(Items from a figure collection)
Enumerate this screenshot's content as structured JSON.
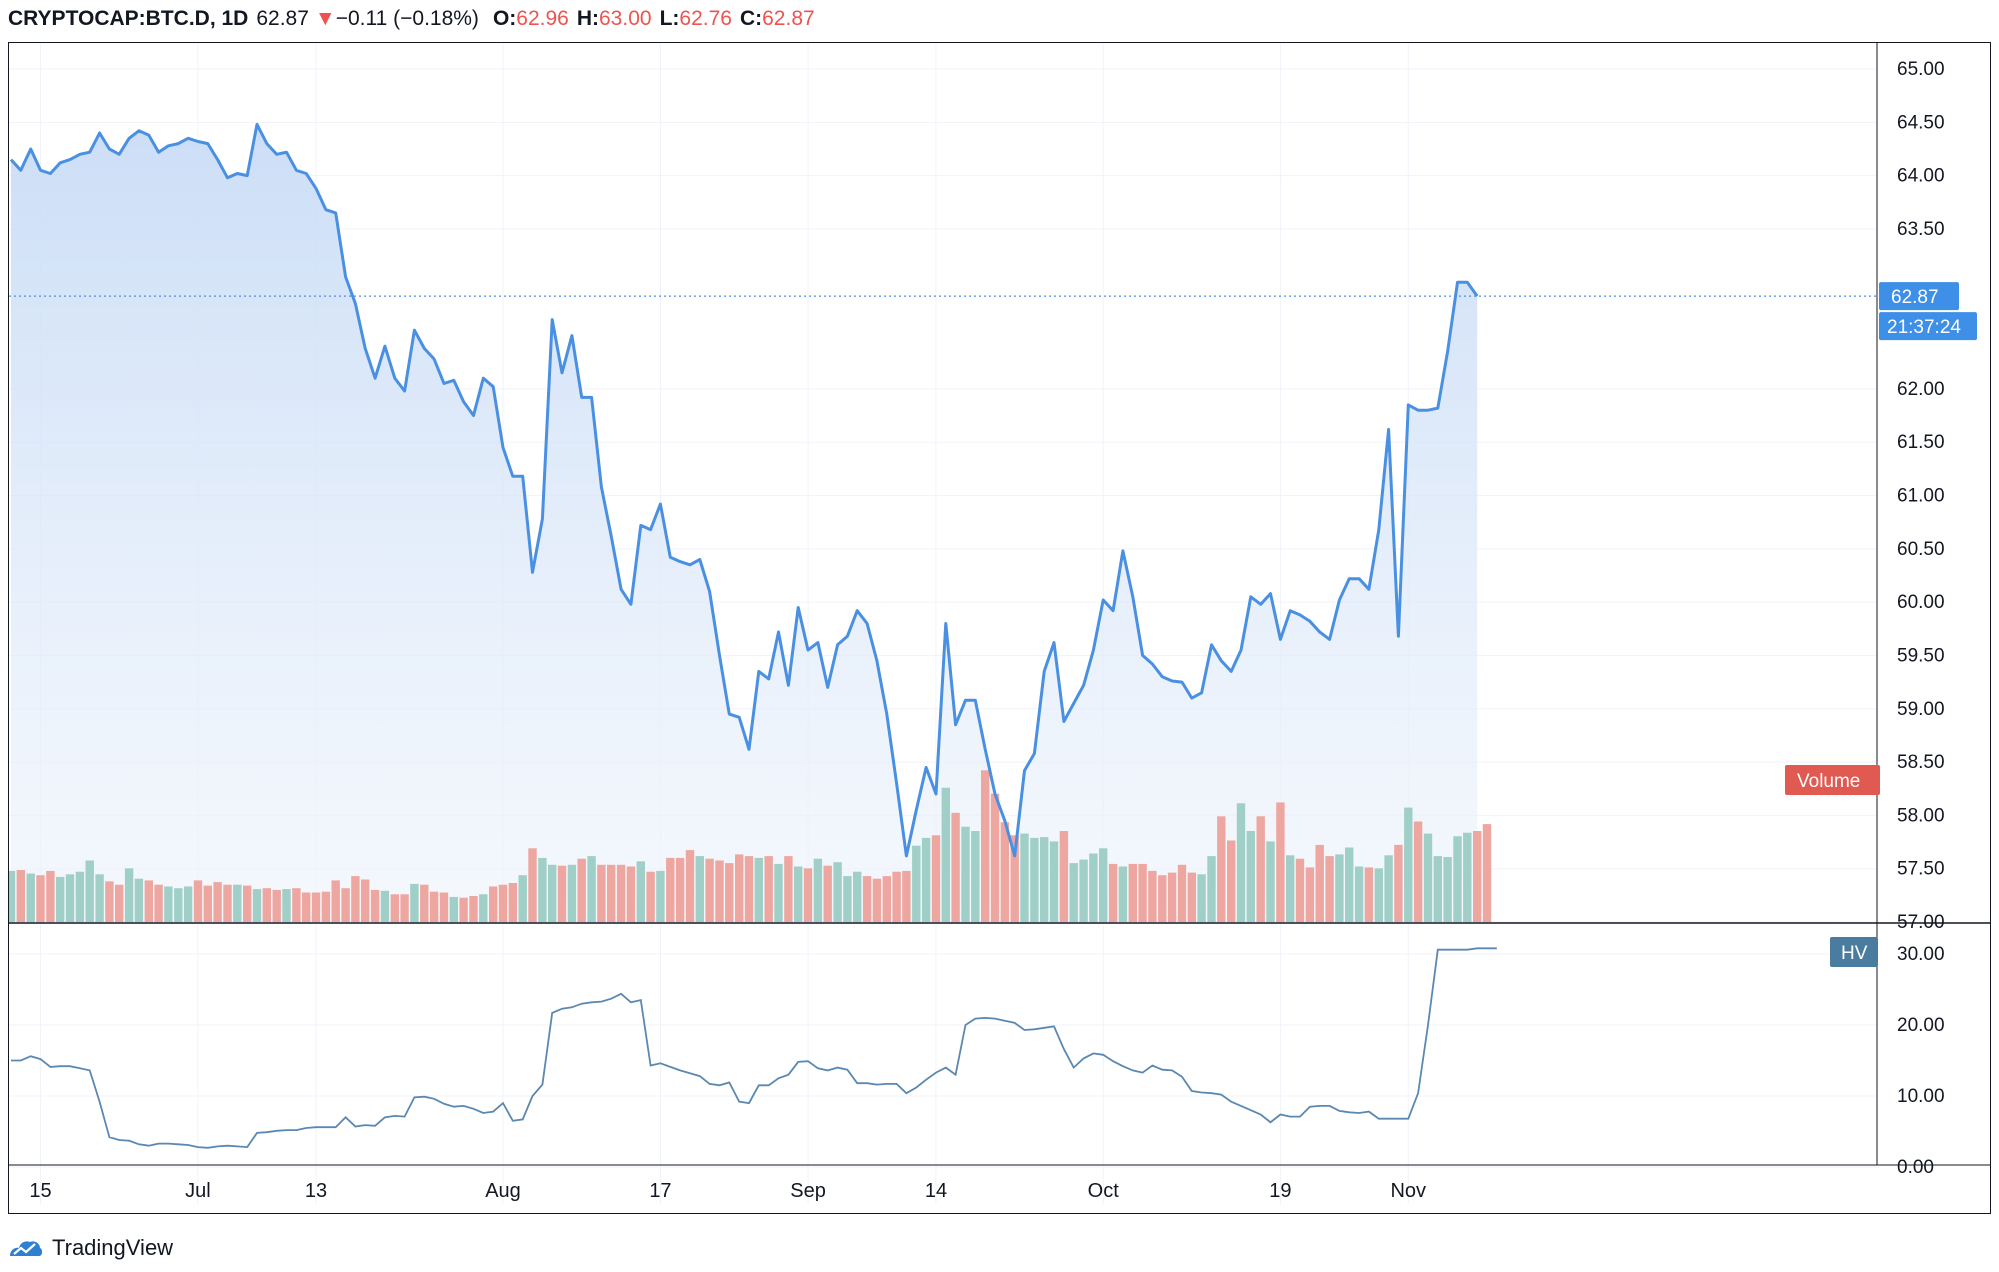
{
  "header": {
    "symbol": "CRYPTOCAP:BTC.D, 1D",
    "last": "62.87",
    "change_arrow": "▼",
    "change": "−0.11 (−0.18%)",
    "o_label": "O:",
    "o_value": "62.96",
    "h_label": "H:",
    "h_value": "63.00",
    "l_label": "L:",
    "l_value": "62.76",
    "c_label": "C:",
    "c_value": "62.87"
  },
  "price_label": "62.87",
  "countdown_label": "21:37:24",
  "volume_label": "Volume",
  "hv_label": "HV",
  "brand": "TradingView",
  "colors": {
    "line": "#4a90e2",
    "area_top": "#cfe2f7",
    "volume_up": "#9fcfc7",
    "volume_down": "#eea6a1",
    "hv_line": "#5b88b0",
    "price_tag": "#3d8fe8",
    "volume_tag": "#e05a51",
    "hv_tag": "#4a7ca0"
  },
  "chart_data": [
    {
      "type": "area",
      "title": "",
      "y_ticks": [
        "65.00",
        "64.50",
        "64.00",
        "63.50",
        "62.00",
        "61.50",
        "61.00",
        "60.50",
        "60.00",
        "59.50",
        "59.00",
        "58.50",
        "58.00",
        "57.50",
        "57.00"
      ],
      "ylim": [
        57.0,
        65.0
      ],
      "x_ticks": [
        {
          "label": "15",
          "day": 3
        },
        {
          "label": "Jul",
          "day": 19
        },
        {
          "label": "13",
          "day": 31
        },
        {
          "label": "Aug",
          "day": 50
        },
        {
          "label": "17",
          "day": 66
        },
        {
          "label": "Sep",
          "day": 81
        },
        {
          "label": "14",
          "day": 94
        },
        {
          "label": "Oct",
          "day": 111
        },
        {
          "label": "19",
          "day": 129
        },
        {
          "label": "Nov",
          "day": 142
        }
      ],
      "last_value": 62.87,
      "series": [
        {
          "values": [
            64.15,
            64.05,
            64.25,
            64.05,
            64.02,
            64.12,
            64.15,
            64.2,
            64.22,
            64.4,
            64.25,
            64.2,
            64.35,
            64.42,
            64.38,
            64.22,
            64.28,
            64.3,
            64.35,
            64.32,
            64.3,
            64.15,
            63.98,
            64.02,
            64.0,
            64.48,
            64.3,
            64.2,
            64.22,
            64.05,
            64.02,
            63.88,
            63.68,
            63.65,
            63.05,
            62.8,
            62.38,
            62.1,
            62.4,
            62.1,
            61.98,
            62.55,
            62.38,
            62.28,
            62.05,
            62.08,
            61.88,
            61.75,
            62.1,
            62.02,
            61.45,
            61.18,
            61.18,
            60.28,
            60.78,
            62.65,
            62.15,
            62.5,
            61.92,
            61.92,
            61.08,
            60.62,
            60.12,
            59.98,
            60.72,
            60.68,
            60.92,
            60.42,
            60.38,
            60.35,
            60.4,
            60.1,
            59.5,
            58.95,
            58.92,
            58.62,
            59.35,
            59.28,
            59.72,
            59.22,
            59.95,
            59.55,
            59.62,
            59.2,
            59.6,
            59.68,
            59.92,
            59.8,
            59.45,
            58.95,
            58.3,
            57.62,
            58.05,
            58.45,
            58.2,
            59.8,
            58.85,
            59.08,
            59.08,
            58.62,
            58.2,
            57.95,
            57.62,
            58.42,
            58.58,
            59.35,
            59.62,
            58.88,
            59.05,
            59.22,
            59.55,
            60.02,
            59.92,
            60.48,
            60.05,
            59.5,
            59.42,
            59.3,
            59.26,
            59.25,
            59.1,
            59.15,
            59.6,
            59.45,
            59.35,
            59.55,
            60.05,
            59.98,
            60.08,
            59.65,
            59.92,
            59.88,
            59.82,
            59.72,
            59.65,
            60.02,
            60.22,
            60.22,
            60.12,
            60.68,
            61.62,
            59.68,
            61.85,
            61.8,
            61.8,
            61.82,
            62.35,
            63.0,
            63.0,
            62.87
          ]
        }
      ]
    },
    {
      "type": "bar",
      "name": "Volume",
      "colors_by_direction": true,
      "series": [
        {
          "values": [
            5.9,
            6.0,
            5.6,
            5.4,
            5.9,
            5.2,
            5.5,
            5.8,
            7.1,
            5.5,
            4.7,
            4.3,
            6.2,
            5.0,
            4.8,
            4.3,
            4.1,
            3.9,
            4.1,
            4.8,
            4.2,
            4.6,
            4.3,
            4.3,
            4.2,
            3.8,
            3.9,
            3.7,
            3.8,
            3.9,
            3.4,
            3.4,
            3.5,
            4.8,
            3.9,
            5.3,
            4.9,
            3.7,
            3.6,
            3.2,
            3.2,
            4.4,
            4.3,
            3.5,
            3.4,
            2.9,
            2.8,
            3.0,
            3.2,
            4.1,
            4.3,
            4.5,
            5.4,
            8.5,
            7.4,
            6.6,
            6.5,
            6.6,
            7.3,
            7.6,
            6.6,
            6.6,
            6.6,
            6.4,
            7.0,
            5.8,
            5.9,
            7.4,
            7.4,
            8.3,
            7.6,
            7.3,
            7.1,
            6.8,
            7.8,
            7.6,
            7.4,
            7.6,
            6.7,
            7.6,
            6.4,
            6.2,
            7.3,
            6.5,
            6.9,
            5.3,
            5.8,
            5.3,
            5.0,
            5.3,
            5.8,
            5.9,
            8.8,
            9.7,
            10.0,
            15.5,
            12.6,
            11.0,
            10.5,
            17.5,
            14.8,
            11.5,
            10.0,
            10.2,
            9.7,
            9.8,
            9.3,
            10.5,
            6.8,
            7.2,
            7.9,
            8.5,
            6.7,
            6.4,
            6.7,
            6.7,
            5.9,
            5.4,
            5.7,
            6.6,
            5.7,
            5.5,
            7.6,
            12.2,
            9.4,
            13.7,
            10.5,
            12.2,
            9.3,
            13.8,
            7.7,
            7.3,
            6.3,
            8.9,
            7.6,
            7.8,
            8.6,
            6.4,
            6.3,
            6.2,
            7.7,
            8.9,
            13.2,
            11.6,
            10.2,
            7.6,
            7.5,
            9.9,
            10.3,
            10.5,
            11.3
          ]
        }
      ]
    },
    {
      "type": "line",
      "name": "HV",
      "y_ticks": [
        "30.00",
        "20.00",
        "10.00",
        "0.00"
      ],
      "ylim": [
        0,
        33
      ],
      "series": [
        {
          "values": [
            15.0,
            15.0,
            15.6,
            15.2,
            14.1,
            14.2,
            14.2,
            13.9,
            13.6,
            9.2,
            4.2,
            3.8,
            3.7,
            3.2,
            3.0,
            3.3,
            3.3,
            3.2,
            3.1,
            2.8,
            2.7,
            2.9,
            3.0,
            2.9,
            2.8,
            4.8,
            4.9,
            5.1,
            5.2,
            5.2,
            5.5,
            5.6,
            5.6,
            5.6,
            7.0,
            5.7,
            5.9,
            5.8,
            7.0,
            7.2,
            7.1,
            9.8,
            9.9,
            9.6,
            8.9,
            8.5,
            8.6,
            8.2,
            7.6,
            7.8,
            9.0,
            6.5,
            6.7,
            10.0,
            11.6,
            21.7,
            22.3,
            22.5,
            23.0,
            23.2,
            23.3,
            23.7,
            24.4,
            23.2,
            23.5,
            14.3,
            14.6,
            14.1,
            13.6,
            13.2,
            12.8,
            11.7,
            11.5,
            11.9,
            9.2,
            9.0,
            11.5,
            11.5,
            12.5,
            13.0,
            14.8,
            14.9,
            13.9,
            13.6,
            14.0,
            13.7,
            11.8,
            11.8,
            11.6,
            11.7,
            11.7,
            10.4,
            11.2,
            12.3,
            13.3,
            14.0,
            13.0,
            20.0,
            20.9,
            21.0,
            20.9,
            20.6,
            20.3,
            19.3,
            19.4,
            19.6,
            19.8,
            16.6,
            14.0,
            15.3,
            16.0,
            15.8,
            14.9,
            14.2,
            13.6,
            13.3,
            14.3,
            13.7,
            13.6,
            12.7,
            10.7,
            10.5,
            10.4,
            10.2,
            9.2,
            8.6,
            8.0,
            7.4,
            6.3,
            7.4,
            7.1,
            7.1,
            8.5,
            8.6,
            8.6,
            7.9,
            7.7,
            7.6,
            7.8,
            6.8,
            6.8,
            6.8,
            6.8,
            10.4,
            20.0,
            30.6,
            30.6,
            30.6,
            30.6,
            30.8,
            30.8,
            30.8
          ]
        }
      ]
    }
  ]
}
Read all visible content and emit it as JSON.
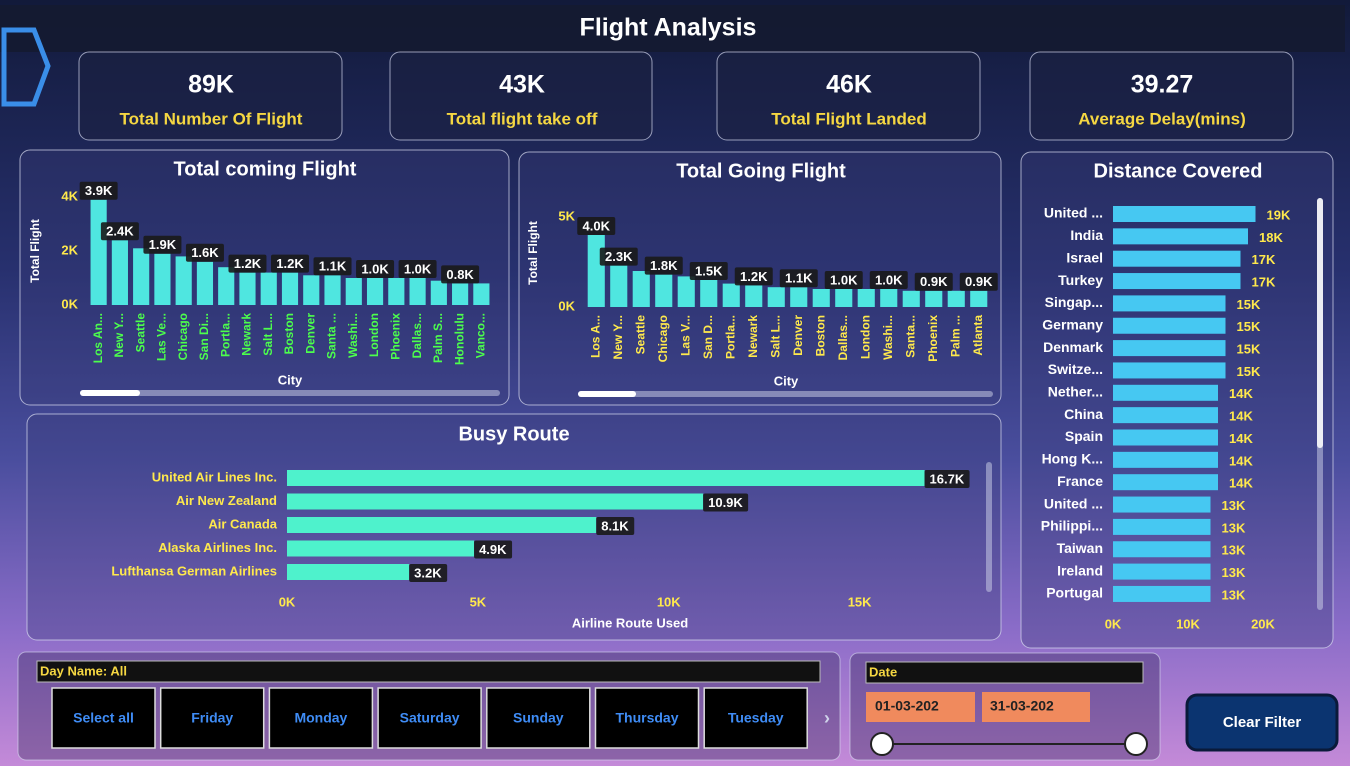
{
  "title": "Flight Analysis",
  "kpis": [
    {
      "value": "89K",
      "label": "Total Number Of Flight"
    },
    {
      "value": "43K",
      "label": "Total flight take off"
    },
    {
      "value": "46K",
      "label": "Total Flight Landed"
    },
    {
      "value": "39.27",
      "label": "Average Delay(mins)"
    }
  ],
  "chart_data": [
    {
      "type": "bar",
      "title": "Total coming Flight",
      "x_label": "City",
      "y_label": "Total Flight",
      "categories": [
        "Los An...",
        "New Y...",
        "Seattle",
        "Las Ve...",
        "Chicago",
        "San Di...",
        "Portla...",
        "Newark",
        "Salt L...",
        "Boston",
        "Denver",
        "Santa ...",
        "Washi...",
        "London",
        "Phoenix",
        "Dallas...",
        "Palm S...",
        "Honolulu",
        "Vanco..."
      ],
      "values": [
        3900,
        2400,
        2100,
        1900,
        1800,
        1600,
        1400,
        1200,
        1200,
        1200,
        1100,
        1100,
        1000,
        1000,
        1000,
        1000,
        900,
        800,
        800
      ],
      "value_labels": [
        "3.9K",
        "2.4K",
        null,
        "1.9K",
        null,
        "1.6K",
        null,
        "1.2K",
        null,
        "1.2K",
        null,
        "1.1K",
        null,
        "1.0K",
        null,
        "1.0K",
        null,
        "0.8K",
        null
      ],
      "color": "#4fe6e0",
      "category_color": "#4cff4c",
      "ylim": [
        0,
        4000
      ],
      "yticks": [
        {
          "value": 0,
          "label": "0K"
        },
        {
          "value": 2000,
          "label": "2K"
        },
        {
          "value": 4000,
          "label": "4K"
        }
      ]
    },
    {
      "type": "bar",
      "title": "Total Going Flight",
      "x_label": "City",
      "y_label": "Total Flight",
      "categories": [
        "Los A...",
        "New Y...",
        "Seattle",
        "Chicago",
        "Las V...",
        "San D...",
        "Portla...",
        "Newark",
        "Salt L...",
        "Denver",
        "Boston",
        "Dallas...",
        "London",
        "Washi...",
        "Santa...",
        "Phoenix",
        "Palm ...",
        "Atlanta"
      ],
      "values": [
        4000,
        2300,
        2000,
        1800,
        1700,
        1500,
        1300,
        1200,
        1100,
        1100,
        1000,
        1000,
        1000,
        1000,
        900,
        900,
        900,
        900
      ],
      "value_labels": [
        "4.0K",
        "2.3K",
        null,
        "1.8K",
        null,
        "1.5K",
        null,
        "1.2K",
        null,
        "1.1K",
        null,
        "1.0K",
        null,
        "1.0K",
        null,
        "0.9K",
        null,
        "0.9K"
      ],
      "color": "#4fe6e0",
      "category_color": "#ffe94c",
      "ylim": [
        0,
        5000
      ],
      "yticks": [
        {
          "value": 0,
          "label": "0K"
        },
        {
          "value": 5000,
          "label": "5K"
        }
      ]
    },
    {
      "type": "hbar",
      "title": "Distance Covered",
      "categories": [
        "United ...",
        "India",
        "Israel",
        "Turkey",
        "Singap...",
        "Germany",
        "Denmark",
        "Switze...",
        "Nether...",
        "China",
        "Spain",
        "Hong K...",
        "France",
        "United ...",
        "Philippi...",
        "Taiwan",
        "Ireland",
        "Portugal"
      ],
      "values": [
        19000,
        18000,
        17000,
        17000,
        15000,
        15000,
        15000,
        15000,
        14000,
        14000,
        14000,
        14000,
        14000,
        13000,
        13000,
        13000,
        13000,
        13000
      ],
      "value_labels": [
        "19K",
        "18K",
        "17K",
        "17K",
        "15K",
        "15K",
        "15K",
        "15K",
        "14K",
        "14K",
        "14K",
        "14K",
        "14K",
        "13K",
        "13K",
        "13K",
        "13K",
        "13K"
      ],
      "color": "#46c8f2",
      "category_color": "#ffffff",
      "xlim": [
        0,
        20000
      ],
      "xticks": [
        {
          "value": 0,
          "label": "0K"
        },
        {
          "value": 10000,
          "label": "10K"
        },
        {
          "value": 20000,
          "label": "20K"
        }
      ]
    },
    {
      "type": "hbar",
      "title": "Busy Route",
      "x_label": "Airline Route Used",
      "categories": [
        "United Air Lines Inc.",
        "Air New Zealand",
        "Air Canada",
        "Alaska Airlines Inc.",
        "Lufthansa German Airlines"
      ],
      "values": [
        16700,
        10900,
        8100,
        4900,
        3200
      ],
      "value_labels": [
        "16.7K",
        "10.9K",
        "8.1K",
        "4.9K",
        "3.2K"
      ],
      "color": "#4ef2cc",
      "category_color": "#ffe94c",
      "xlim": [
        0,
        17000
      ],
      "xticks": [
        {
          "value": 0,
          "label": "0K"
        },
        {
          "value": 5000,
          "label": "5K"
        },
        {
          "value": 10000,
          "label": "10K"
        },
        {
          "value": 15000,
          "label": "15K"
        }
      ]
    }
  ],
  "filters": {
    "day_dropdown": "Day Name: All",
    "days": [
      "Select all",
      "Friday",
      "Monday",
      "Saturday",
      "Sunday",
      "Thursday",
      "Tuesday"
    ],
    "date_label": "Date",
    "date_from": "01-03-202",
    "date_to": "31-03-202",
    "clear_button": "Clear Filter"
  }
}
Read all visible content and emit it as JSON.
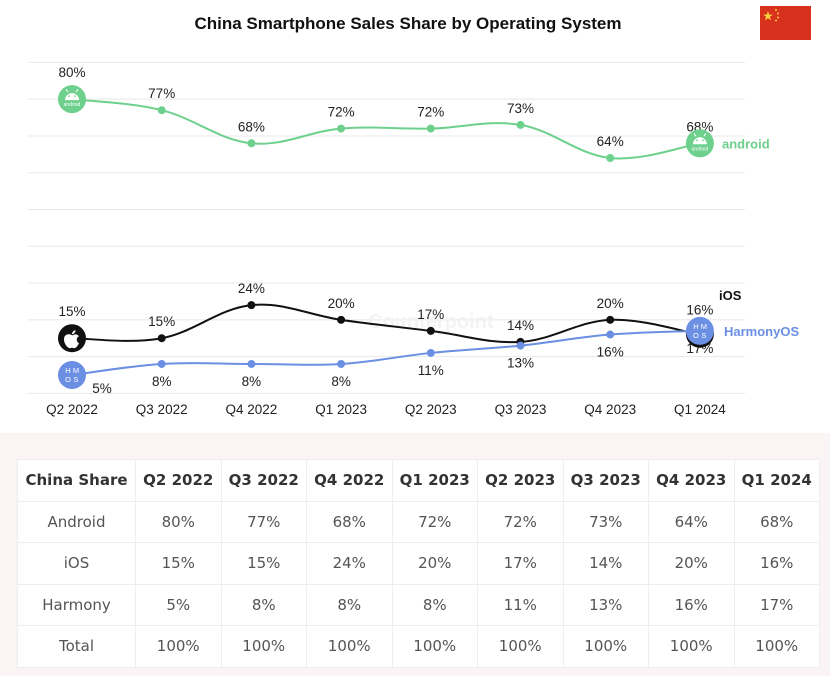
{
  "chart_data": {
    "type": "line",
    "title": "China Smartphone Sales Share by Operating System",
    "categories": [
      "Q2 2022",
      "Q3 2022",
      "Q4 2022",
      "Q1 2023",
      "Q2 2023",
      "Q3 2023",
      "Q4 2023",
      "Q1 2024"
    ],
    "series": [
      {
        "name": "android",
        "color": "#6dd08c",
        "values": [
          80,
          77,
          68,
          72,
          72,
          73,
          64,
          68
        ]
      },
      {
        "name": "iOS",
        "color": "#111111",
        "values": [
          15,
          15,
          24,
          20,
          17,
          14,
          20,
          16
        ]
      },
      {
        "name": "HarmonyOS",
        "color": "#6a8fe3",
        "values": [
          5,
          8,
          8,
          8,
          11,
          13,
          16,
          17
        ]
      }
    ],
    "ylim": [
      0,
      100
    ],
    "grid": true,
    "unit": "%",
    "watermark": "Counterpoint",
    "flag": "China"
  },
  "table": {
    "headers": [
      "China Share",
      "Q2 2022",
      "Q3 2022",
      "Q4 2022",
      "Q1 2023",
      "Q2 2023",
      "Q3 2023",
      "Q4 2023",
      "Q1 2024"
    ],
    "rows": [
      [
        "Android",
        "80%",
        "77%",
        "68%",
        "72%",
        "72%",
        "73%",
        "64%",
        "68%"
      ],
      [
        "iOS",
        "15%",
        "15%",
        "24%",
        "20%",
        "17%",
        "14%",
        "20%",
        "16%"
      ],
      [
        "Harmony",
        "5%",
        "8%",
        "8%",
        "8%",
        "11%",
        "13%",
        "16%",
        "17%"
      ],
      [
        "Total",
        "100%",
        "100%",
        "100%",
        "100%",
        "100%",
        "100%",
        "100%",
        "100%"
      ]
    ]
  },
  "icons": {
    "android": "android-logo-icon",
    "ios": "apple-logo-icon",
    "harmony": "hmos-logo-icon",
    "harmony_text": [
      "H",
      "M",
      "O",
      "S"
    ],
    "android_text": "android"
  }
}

● **AIM**
Copy every line of the material in which the word "Share" occurs.

● **OUTPUT BELOW**
    "title": "China Smartphone Sales Share by Operating System",
      "China Share",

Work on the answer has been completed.